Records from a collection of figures
○ ○ ○
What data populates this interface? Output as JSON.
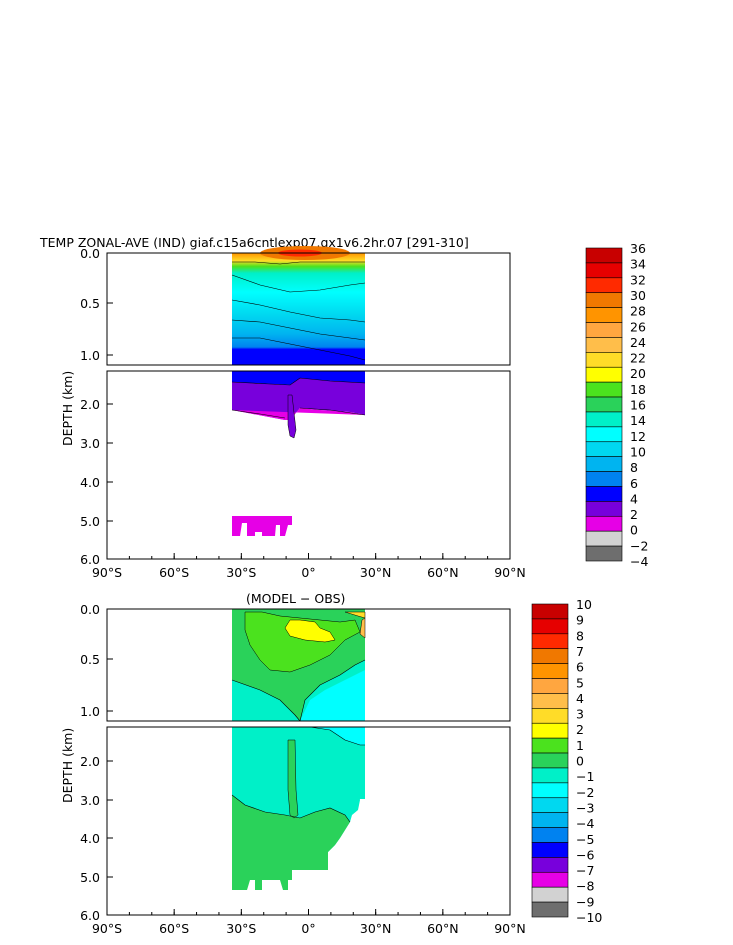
{
  "chart_data": [
    {
      "type": "heatmap",
      "title": "TEMP ZONAL-AVE (IND) giaf.c15a6cntlexp07.gx1v6.2hr.07 [291-310]",
      "ylabel": "DEPTH (km)",
      "xlabel": "",
      "x_ticks": [
        "90°S",
        "60°S",
        "30°S",
        "0°",
        "30°N",
        "60°N",
        "90°N"
      ],
      "y_ticks_upper": [
        "0.0",
        "0.5",
        "1.0"
      ],
      "y_ticks_lower": [
        "2.0",
        "3.0",
        "4.0",
        "5.0",
        "6.0"
      ],
      "xlim": [
        -90,
        90
      ],
      "ylim": [
        0,
        6
      ],
      "colorbar_labels": [
        "36",
        "34",
        "32",
        "30",
        "28",
        "26",
        "24",
        "22",
        "20",
        "18",
        "16",
        "14",
        "12",
        "10",
        "8",
        "6",
        "4",
        "2",
        "0",
        "−2",
        "−4"
      ],
      "colorbar_colors": [
        "#c80000",
        "#e60000",
        "#ff2a00",
        "#f07800",
        "#ff9400",
        "#ffa640",
        "#ffbe4a",
        "#ffdc28",
        "#ffff00",
        "#4be21e",
        "#2ad25a",
        "#00f0c8",
        "#00ffff",
        "#00d8f0",
        "#00b4f0",
        "#0082f0",
        "#0000ff",
        "#7800dc",
        "#e600e6",
        "#d2d2d2",
        "#6e6e6e"
      ]
    },
    {
      "type": "heatmap",
      "title": "(MODEL − OBS)",
      "ylabel": "DEPTH (km)",
      "xlabel": "",
      "x_ticks": [
        "90°S",
        "60°S",
        "30°S",
        "0°",
        "30°N",
        "60°N",
        "90°N"
      ],
      "y_ticks_upper": [
        "0.0",
        "0.5",
        "1.0"
      ],
      "y_ticks_lower": [
        "2.0",
        "3.0",
        "4.0",
        "5.0",
        "6.0"
      ],
      "xlim": [
        -90,
        90
      ],
      "ylim": [
        0,
        6
      ],
      "colorbar_labels": [
        "10",
        "9",
        "8",
        "7",
        "6",
        "5",
        "4",
        "3",
        "2",
        "1",
        "0",
        "−1",
        "−2",
        "−3",
        "−4",
        "−5",
        "−6",
        "−7",
        "−8",
        "−9",
        "−10"
      ],
      "colorbar_colors": [
        "#c80000",
        "#e60000",
        "#ff2a00",
        "#f07800",
        "#ff9400",
        "#ffa640",
        "#ffbe4a",
        "#ffdc28",
        "#ffff00",
        "#4be21e",
        "#2ad25a",
        "#00f0c8",
        "#00ffff",
        "#00d8f0",
        "#00b4f0",
        "#0082f0",
        "#0000ff",
        "#7800dc",
        "#e600e6",
        "#d2d2d2",
        "#6e6e6e"
      ]
    }
  ]
}
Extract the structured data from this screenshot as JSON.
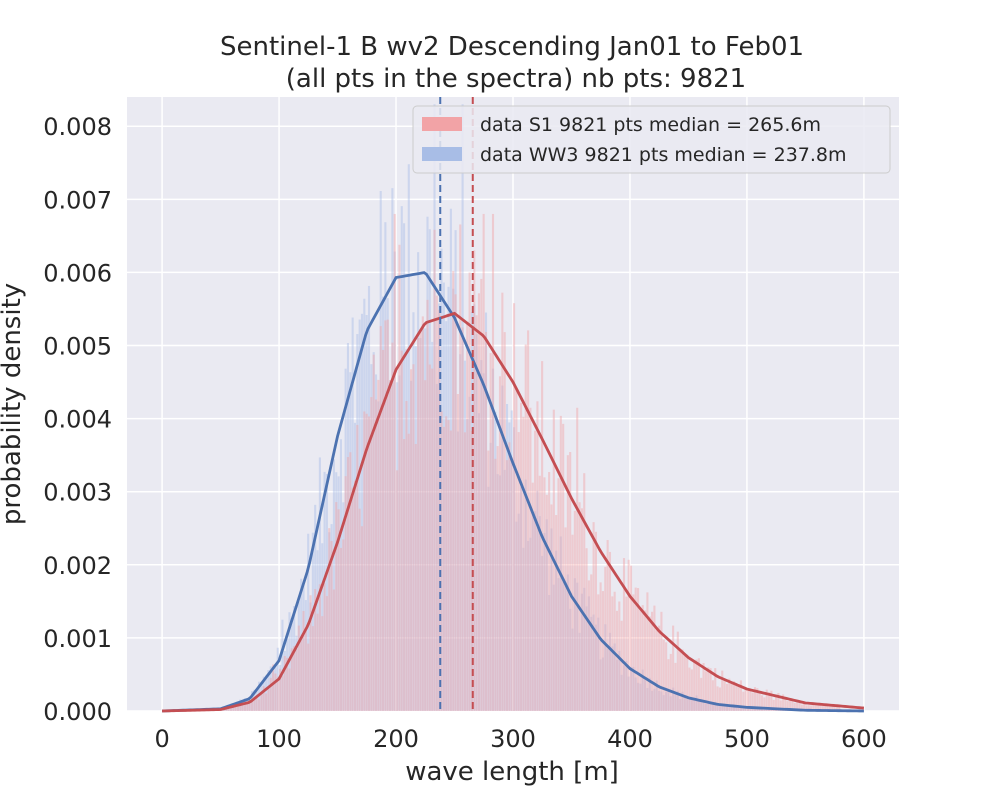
{
  "chart_data": {
    "type": "histogram",
    "title_line1": "Sentinel-1 B wv2 Descending Jan01 to Feb01",
    "title_line2": "(all pts in the spectra) nb pts: 9821",
    "xlabel": "wave length [m]",
    "ylabel": "probability density",
    "xlim": [
      -30,
      630
    ],
    "ylim": [
      0,
      0.0084
    ],
    "x_ticks": [
      0,
      100,
      200,
      300,
      400,
      500,
      600
    ],
    "x_tick_labels": [
      "0",
      "100",
      "200",
      "300",
      "400",
      "500",
      "600"
    ],
    "y_ticks": [
      0,
      0.001,
      0.002,
      0.003,
      0.004,
      0.005,
      0.006,
      0.007,
      0.008
    ],
    "y_tick_labels": [
      "0.000",
      "0.001",
      "0.002",
      "0.003",
      "0.004",
      "0.005",
      "0.006",
      "0.007",
      "0.008"
    ],
    "grid": true,
    "legend_position": "top-right",
    "colors": {
      "background": "#eaeaf2",
      "grid": "#ffffff",
      "s1": "#c44e52",
      "ww3": "#4c72b0",
      "s1_hist": "#f2a3a6",
      "ww3_hist": "#a8bde6"
    },
    "series": [
      {
        "name": "data S1 9821 pts median = 265.6m",
        "median": 265.6,
        "fit_peak_x": 257,
        "fit_peak_density": 0.00545,
        "histogram_bin_edges": [
          40,
          580
        ],
        "histogram_bin_width": 2,
        "histogram_peak_density": 0.0068
      },
      {
        "name": "data WW3 9821 pts median = 237.8m",
        "median": 237.8,
        "fit_peak_x": 224,
        "fit_peak_density": 0.006,
        "histogram_bin_edges": [
          40,
          580
        ],
        "histogram_bin_width": 2,
        "histogram_peak_density": 0.0083
      }
    ],
    "fit_curves": {
      "x": [
        0,
        50,
        75,
        100,
        125,
        150,
        175,
        200,
        225,
        250,
        275,
        300,
        325,
        350,
        375,
        400,
        425,
        450,
        475,
        500,
        550,
        600
      ],
      "s1": [
        0,
        2e-05,
        0.00012,
        0.00044,
        0.00118,
        0.00231,
        0.00359,
        0.00467,
        0.00531,
        0.00544,
        0.00513,
        0.0045,
        0.00372,
        0.00291,
        0.00218,
        0.00157,
        0.00109,
        0.00073,
        0.00047,
        0.0003,
        0.00011,
        4e-05
      ],
      "ww3": [
        0,
        3e-05,
        0.00017,
        0.00069,
        0.00195,
        0.00376,
        0.0052,
        0.00593,
        0.006,
        0.00538,
        0.00446,
        0.00339,
        0.00238,
        0.00157,
        0.00098,
        0.00058,
        0.00033,
        0.00018,
        9e-05,
        5e-05,
        1e-05,
        0
      ]
    }
  }
}
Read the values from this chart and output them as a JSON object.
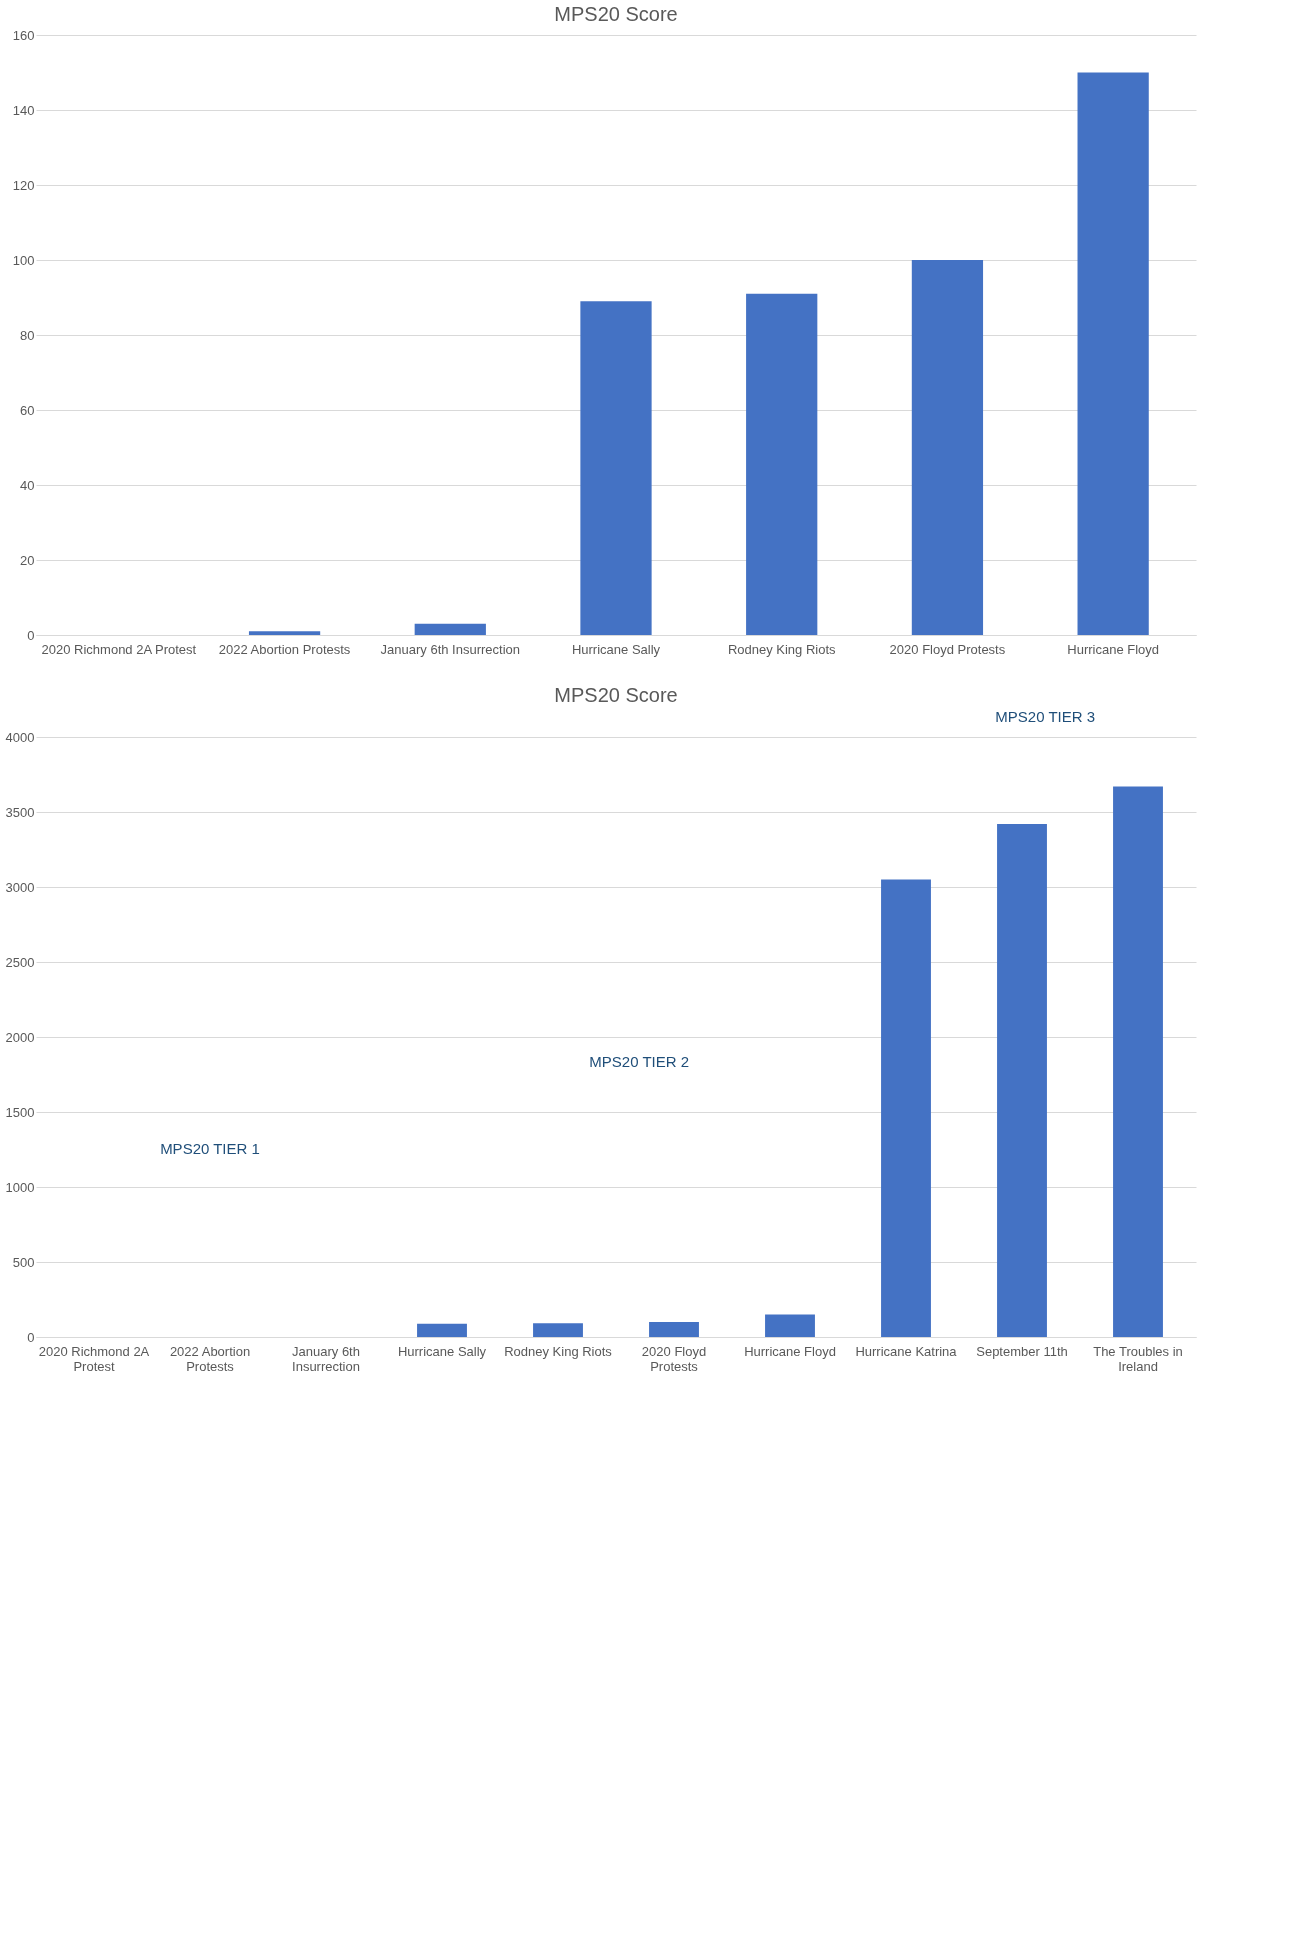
{
  "chart_data": [
    {
      "type": "bar",
      "title": "MPS20 Score",
      "categories": [
        "2020 Richmond 2A Protest",
        "2022 Abortion Protests",
        "January 6th Insurrection",
        "Hurricane Sally",
        "Rodney King Riots",
        "2020 Floyd Protests",
        "Hurricane Floyd"
      ],
      "values": [
        0,
        1,
        3,
        89,
        91,
        100,
        150
      ],
      "color": "#4472c4",
      "ylim": [
        0,
        160
      ],
      "yticks": [
        0,
        20,
        40,
        60,
        80,
        100,
        120,
        140,
        160
      ],
      "grid": "y"
    },
    {
      "type": "bar",
      "title": "MPS20 Score",
      "categories": [
        "2020 Richmond 2A Protest",
        "2022 Abortion Protests",
        "January 6th Insurrection",
        "Hurricane Sally",
        "Rodney King Riots",
        "2020 Floyd Protests",
        "Hurricane Floyd",
        "Hurricane Katrina",
        "September 11th",
        "The Troubles in Ireland"
      ],
      "values": [
        0,
        null,
        null,
        89,
        91,
        100,
        150,
        3050,
        3420,
        3670
      ],
      "color": "#4472c4",
      "ylim": [
        0,
        4000
      ],
      "yticks": [
        0,
        500,
        1000,
        1500,
        2000,
        2500,
        3000,
        3500,
        4000
      ],
      "grid": "y",
      "annotations": [
        "MPS20 TIER 1",
        "MPS20 TIER 2",
        "MPS20 TIER 3"
      ]
    }
  ]
}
○ ○ ○
STATED PROBLEM: Print the entries above exactly, taking out only the pictures.

COMPLETED TASK:
What data populates this interface? Output as JSON.
{
  "chart_data": [
    {
      "type": "heatmap",
      "title": "TEMP ZONAL-AVE (IND) giaf.c15a6cntlexp07.gx1v6.2hr.07 [291-310]",
      "ylabel": "DEPTH (km)",
      "xlabel": "",
      "x_ticks": [
        "90°S",
        "60°S",
        "30°S",
        "0°",
        "30°N",
        "60°N",
        "90°N"
      ],
      "y_ticks_upper": [
        "0.0",
        "0.5",
        "1.0"
      ],
      "y_ticks_lower": [
        "2.0",
        "3.0",
        "4.0",
        "5.0",
        "6.0"
      ],
      "xlim": [
        -90,
        90
      ],
      "ylim": [
        0,
        6
      ],
      "colorbar_labels": [
        "36",
        "34",
        "32",
        "30",
        "28",
        "26",
        "24",
        "22",
        "20",
        "18",
        "16",
        "14",
        "12",
        "10",
        "8",
        "6",
        "4",
        "2",
        "0",
        "−2",
        "−4"
      ],
      "colorbar_colors": [
        "#c80000",
        "#e60000",
        "#ff2a00",
        "#f07800",
        "#ff9400",
        "#ffa640",
        "#ffbe4a",
        "#ffdc28",
        "#ffff00",
        "#4be21e",
        "#2ad25a",
        "#00f0c8",
        "#00ffff",
        "#00d8f0",
        "#00b4f0",
        "#0082f0",
        "#0000ff",
        "#7800dc",
        "#e600e6",
        "#d2d2d2",
        "#6e6e6e"
      ]
    },
    {
      "type": "heatmap",
      "title": "(MODEL − OBS)",
      "ylabel": "DEPTH (km)",
      "xlabel": "",
      "x_ticks": [
        "90°S",
        "60°S",
        "30°S",
        "0°",
        "30°N",
        "60°N",
        "90°N"
      ],
      "y_ticks_upper": [
        "0.0",
        "0.5",
        "1.0"
      ],
      "y_ticks_lower": [
        "2.0",
        "3.0",
        "4.0",
        "5.0",
        "6.0"
      ],
      "xlim": [
        -90,
        90
      ],
      "ylim": [
        0,
        6
      ],
      "colorbar_labels": [
        "10",
        "9",
        "8",
        "7",
        "6",
        "5",
        "4",
        "3",
        "2",
        "1",
        "0",
        "−1",
        "−2",
        "−3",
        "−4",
        "−5",
        "−6",
        "−7",
        "−8",
        "−9",
        "−10"
      ],
      "colorbar_colors": [
        "#c80000",
        "#e60000",
        "#ff2a00",
        "#f07800",
        "#ff9400",
        "#ffa640",
        "#ffbe4a",
        "#ffdc28",
        "#ffff00",
        "#4be21e",
        "#2ad25a",
        "#00f0c8",
        "#00ffff",
        "#00d8f0",
        "#00b4f0",
        "#0082f0",
        "#0000ff",
        "#7800dc",
        "#e600e6",
        "#d2d2d2",
        "#6e6e6e"
      ]
    }
  ]
}
Extract the structured data from this screenshot as JSON.
{
  "chart_data": {
    "type": "histogram",
    "title_line1": "Sentinel-1 B wv2 Descending Jan01 to Feb01",
    "title_line2": "(all pts in the spectra) nb pts: 9821",
    "xlabel": "wave length [m]",
    "ylabel": "probability density",
    "xlim": [
      -30,
      630
    ],
    "ylim": [
      0,
      0.0084
    ],
    "x_ticks": [
      0,
      100,
      200,
      300,
      400,
      500,
      600
    ],
    "x_tick_labels": [
      "0",
      "100",
      "200",
      "300",
      "400",
      "500",
      "600"
    ],
    "y_ticks": [
      0,
      0.001,
      0.002,
      0.003,
      0.004,
      0.005,
      0.006,
      0.007,
      0.008
    ],
    "y_tick_labels": [
      "0.000",
      "0.001",
      "0.002",
      "0.003",
      "0.004",
      "0.005",
      "0.006",
      "0.007",
      "0.008"
    ],
    "grid": true,
    "legend_position": "top-right",
    "colors": {
      "background": "#eaeaf2",
      "grid": "#ffffff",
      "s1": "#c44e52",
      "ww3": "#4c72b0",
      "s1_hist": "#f2a3a6",
      "ww3_hist": "#a8bde6"
    },
    "series": [
      {
        "name": "data S1 9821 pts median = 265.6m",
        "median": 265.6,
        "fit_peak_x": 257,
        "fit_peak_density": 0.00545,
        "histogram_bin_edges": [
          40,
          580
        ],
        "histogram_bin_width": 2,
        "histogram_peak_density": 0.0068
      },
      {
        "name": "data WW3 9821 pts median = 237.8m",
        "median": 237.8,
        "fit_peak_x": 224,
        "fit_peak_density": 0.006,
        "histogram_bin_edges": [
          40,
          580
        ],
        "histogram_bin_width": 2,
        "histogram_peak_density": 0.0083
      }
    ],
    "fit_curves": {
      "x": [
        0,
        50,
        75,
        100,
        125,
        150,
        175,
        200,
        225,
        250,
        275,
        300,
        325,
        350,
        375,
        400,
        425,
        450,
        475,
        500,
        550,
        600
      ],
      "s1": [
        0,
        2e-05,
        0.00012,
        0.00044,
        0.00118,
        0.00231,
        0.00359,
        0.00467,
        0.00531,
        0.00544,
        0.00513,
        0.0045,
        0.00372,
        0.00291,
        0.00218,
        0.00157,
        0.00109,
        0.00073,
        0.00047,
        0.0003,
        0.00011,
        4e-05
      ],
      "ww3": [
        0,
        3e-05,
        0.00017,
        0.00069,
        0.00195,
        0.00376,
        0.0052,
        0.00593,
        0.006,
        0.00538,
        0.00446,
        0.00339,
        0.00238,
        0.00157,
        0.00098,
        0.00058,
        0.00033,
        0.00018,
        9e-05,
        5e-05,
        1e-05,
        0
      ]
    }
  }
}
Read the values from this chart and output them as a JSON object.
{
  "chart_data": [
    {
      "type": "bar",
      "title": "MPS20 Score",
      "categories": [
        "2020 Richmond 2A Protest",
        "2022 Abortion Protests",
        "January 6th Insurrection",
        "Hurricane Sally",
        "Rodney King Riots",
        "2020 Floyd Protests",
        "Hurricane Floyd"
      ],
      "values": [
        0,
        1,
        3,
        89,
        91,
        100,
        150
      ],
      "color": "#4472c4",
      "ylim": [
        0,
        160
      ],
      "yticks": [
        0,
        20,
        40,
        60,
        80,
        100,
        120,
        140,
        160
      ],
      "grid": "y"
    },
    {
      "type": "bar",
      "title": "MPS20 Score",
      "categories": [
        "2020 Richmond 2A Protest",
        "2022 Abortion Protests",
        "January 6th Insurrection",
        "Hurricane Sally",
        "Rodney King Riots",
        "2020 Floyd Protests",
        "Hurricane Floyd",
        "Hurricane Katrina",
        "September 11th",
        "The Troubles in Ireland"
      ],
      "values": [
        0,
        null,
        null,
        89,
        91,
        100,
        150,
        3050,
        3420,
        3670
      ],
      "color": "#4472c4",
      "ylim": [
        0,
        4000
      ],
      "yticks": [
        0,
        500,
        1000,
        1500,
        2000,
        2500,
        3000,
        3500,
        4000
      ],
      "grid": "y",
      "annotations": [
        "MPS20 TIER 1",
        "MPS20 TIER 2",
        "MPS20 TIER 3"
      ]
    }
  ]
}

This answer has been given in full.